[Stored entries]
>>>

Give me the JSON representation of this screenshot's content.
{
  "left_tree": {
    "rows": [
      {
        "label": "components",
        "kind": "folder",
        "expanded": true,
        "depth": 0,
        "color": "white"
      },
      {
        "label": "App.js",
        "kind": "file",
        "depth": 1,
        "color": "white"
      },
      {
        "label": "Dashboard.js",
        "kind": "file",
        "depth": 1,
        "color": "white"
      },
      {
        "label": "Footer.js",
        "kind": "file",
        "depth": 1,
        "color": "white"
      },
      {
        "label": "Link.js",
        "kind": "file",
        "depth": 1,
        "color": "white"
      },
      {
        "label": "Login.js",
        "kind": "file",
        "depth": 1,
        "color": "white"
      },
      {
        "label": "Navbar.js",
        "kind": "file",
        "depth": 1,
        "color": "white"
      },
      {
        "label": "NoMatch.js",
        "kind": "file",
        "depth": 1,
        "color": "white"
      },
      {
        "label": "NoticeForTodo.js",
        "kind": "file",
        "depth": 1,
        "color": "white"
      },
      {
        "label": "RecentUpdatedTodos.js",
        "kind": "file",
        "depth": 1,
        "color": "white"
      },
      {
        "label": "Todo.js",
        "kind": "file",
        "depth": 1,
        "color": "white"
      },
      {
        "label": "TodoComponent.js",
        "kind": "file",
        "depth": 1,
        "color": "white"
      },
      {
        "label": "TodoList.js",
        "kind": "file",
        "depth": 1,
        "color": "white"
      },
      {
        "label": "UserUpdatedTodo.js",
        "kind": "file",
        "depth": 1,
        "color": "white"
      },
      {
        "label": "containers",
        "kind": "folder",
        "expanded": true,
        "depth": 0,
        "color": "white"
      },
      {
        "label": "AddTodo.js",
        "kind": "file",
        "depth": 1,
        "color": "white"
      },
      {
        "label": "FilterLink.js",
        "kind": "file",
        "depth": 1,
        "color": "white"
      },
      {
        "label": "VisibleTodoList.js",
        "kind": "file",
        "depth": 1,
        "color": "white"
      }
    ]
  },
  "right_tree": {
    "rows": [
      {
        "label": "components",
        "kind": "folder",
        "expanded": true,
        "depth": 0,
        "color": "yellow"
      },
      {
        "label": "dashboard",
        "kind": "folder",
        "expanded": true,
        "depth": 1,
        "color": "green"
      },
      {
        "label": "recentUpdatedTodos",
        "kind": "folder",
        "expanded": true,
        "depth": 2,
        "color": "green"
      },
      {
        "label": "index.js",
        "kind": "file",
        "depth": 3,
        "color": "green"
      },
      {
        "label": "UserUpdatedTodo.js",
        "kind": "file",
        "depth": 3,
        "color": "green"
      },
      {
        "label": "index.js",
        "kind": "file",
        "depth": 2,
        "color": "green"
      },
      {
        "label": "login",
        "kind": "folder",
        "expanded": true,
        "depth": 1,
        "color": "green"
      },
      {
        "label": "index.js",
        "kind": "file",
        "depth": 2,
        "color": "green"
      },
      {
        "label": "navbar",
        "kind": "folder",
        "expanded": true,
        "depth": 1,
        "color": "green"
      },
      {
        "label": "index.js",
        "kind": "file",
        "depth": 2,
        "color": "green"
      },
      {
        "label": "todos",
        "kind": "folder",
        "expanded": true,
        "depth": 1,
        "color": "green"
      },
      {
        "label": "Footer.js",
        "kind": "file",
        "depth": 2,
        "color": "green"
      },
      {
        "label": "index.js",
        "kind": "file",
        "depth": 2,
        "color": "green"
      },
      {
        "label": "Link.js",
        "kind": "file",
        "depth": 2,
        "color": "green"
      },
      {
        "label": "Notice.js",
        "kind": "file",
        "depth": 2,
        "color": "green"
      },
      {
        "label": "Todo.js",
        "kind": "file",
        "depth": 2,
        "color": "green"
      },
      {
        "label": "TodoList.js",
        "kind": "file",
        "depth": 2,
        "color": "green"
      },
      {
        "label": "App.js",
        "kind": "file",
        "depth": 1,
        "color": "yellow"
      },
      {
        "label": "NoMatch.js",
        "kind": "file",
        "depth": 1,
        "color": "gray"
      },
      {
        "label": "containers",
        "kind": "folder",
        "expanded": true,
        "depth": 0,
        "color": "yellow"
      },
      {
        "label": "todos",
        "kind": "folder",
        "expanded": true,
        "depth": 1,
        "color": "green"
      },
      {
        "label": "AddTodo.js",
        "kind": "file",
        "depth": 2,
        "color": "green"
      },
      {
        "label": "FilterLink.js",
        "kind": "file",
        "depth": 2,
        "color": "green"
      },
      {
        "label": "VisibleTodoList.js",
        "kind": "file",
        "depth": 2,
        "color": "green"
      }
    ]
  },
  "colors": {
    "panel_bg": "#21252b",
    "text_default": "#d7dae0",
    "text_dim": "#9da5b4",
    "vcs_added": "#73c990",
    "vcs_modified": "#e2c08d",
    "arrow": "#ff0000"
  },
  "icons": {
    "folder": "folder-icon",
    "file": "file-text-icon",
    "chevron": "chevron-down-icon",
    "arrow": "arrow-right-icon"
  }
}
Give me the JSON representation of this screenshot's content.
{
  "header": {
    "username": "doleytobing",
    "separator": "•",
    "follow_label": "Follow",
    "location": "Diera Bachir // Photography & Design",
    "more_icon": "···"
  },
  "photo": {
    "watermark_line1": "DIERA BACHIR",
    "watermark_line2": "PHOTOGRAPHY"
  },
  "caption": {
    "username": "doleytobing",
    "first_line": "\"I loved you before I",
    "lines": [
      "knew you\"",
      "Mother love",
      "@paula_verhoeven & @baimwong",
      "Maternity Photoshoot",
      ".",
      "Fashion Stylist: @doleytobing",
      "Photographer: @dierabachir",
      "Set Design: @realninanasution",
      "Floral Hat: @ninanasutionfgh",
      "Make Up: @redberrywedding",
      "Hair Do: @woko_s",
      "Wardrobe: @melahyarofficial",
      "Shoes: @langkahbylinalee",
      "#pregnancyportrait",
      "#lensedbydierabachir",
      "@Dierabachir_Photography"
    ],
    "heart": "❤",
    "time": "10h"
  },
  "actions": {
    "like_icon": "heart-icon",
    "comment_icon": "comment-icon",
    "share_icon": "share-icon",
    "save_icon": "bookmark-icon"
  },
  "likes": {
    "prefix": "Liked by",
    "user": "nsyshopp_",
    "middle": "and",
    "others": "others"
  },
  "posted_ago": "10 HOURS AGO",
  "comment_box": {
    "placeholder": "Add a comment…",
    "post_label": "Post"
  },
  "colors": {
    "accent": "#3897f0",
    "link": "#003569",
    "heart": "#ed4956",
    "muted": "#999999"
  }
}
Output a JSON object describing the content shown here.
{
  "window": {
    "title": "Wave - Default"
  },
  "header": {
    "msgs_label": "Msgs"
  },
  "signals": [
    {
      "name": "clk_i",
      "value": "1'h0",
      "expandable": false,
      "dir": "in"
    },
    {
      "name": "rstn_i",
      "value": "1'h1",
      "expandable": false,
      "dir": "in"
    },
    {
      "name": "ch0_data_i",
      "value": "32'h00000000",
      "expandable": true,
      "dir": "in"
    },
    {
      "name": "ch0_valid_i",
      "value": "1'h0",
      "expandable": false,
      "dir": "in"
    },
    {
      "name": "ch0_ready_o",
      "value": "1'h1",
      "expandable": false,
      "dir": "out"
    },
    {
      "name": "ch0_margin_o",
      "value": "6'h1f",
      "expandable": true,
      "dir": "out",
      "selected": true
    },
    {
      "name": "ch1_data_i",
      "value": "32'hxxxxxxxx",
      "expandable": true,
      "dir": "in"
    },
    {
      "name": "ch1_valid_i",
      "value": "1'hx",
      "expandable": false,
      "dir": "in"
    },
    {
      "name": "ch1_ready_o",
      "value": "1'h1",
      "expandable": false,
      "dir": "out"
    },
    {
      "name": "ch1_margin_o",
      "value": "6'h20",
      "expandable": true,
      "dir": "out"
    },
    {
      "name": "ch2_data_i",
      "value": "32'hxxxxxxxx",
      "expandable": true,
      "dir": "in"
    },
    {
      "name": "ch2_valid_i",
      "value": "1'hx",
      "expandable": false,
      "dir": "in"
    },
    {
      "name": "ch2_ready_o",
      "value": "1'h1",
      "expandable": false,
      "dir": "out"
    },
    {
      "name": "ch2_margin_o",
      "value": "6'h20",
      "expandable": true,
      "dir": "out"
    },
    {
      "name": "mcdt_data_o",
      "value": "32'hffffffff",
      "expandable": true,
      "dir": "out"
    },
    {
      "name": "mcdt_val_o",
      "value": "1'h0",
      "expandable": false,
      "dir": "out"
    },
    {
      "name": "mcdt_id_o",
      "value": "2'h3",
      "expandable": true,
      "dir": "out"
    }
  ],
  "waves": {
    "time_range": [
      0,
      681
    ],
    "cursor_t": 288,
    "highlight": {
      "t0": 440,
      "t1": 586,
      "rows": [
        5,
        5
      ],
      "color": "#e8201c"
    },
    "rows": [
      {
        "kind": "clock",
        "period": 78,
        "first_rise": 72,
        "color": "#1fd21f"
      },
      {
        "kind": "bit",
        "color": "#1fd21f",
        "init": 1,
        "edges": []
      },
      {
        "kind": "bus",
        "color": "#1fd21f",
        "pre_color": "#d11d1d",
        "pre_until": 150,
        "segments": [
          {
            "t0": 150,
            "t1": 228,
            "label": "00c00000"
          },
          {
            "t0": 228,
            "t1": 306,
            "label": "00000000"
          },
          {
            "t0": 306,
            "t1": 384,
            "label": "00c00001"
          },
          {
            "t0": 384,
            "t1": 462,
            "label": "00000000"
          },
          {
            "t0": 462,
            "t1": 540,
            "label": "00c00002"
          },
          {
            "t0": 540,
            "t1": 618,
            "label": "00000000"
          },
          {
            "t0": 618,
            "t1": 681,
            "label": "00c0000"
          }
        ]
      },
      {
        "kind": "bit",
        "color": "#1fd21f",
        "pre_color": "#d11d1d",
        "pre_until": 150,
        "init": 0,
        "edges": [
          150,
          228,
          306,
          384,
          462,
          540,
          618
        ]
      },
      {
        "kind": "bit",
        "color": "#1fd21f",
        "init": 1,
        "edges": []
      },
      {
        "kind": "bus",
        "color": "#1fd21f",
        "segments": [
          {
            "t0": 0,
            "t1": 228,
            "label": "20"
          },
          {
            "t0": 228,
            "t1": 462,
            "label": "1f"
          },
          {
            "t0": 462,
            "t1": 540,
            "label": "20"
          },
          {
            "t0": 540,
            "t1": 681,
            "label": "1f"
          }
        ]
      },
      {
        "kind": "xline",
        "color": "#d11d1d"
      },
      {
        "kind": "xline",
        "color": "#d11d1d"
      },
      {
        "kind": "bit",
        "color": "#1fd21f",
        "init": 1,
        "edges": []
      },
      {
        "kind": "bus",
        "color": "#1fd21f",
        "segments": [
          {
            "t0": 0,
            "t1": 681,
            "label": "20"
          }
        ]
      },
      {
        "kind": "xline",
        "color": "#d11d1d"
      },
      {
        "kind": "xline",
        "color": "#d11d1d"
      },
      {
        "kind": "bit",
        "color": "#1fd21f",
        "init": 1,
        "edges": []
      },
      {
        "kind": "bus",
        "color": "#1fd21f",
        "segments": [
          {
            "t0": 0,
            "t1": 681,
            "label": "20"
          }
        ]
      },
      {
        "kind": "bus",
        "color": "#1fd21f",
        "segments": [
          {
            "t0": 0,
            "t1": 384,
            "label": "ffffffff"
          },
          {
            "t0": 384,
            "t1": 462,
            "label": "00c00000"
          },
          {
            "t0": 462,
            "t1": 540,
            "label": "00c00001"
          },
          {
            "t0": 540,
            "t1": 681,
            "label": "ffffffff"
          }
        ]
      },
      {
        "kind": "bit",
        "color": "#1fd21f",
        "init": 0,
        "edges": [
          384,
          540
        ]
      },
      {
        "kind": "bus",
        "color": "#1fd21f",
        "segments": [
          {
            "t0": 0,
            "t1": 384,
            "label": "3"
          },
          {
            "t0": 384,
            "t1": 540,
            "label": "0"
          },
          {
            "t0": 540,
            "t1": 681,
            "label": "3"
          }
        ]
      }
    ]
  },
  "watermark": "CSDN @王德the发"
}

<<<

## WORK INSTRUCTIONS
Show every line where the string "heart" appears.

## RESPONSE TO THE EXERCISE
    "heart": "❤",
    "like_icon": "heart-icon",
    "heart": "#ed4956",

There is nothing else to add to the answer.